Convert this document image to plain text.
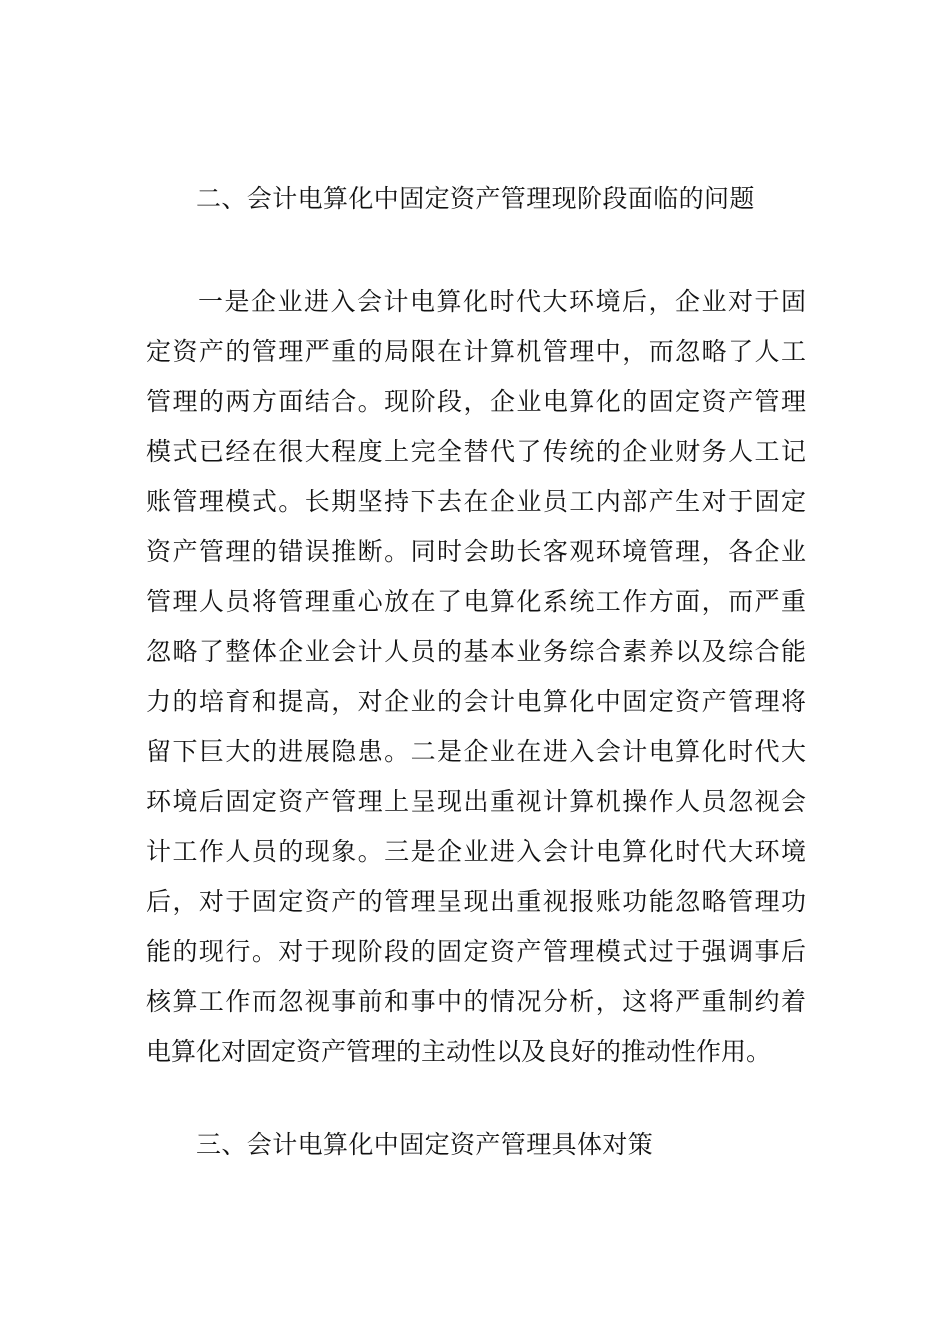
二、会计电算化中固定资产管理现阶段面临的问题
一是企业进入会计电算化时代大环境后，企业对于固
定资产的管理严重的局限在计算机管理中，而忽略了人工
管理的两方面结合。现阶段，企业电算化的固定资产管理
模式已经在很大程度上完全替代了传统的企业财务人工记
账管理模式。长期坚持下去在企业员工内部产生对于固定
资产管理的错误推断。同时会助长客观环境管理，各企业
管理人员将管理重心放在了电算化系统工作方面，而严重
忽略了整体企业会计人员的基本业务综合素养以及综合能
力的培育和提高，对企业的会计电算化中固定资产管理将
留下巨大的进展隐患。二是企业在进入会计电算化时代大
环境后固定资产管理上呈现出重视计算机操作人员忽视会
计工作人员的现象。三是企业进入会计电算化时代大环境
后，对于固定资产的管理呈现出重视报账功能忽略管理功
能的现行。对于现阶段的固定资产管理模式过于强调事后
核算工作而忽视事前和事中的情况分析，这将严重制约着
电算化对固定资产管理的主动性以及良好的推动性作用。
三、会计电算化中固定资产管理具体对策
▬▬▬
* [Task requirements] Each line of the data should be quoted exactly, with pictures left out.

* [Final result]
Convert this document image to plain text.
二、会计电算化中固定资产管理现阶段面临的问题
一是企业进入会计电算化时代大环境后，企业对于固
定资产的管理严重的局限在计算机管理中，而忽略了人工
管理的两方面结合。现阶段，企业电算化的固定资产管理
模式已经在很大程度上完全替代了传统的企业财务人工记
账管理模式。长期坚持下去在企业员工内部产生对于固定
资产管理的错误推断。同时会助长客观环境管理，各企业
管理人员将管理重心放在了电算化系统工作方面，而严重
忽略了整体企业会计人员的基本业务综合素养以及综合能
力的培育和提高，对企业的会计电算化中固定资产管理将
留下巨大的进展隐患。二是企业在进入会计电算化时代大
环境后固定资产管理上呈现出重视计算机操作人员忽视会
计工作人员的现象。三是企业进入会计电算化时代大环境
后，对于固定资产的管理呈现出重视报账功能忽略管理功
能的现行。对于现阶段的固定资产管理模式过于强调事后
核算工作而忽视事前和事中的情况分析，这将严重制约着
电算化对固定资产管理的主动性以及良好的推动性作用。
三、会计电算化中固定资产管理具体对策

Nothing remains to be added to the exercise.